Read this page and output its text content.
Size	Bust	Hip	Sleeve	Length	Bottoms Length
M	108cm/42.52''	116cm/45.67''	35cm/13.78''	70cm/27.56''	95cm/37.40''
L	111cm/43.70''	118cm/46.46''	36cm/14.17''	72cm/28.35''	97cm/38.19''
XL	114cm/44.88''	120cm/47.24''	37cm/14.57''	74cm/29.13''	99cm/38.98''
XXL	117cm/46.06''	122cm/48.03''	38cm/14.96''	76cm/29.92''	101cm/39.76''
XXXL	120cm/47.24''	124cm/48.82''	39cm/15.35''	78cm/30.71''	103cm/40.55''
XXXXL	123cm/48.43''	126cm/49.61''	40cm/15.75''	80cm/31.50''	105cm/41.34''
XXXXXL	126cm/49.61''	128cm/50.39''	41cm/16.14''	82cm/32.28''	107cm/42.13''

# # #

• **PROBLEM TO WORK ON**
Output each entry precisely as given.

• **REPLY**
Read this page and output its text content.
Size	Bust	Hip	Sleeve	Length	Bottoms Length
M	108cm/42.52''	116cm/45.67''	35cm/13.78''	70cm/27.56''	95cm/37.40''
L	111cm/43.70''	118cm/46.46''	36cm/14.17''	72cm/28.35''	97cm/38.19''
XL	114cm/44.88''	120cm/47.24''	37cm/14.57''	74cm/29.13''	99cm/38.98''
XXL	117cm/46.06''	122cm/48.03''	38cm/14.96''	76cm/29.92''	101cm/39.76''
XXXL	120cm/47.24''	124cm/48.82''	39cm/15.35''	78cm/30.71''	103cm/40.55''
XXXXL	123cm/48.43''	126cm/49.61''	40cm/15.75''	80cm/31.50''	105cm/41.34''
XXXXXL	126cm/49.61''	128cm/50.39''	41cm/16.14''	82cm/32.28''	107cm/42.13''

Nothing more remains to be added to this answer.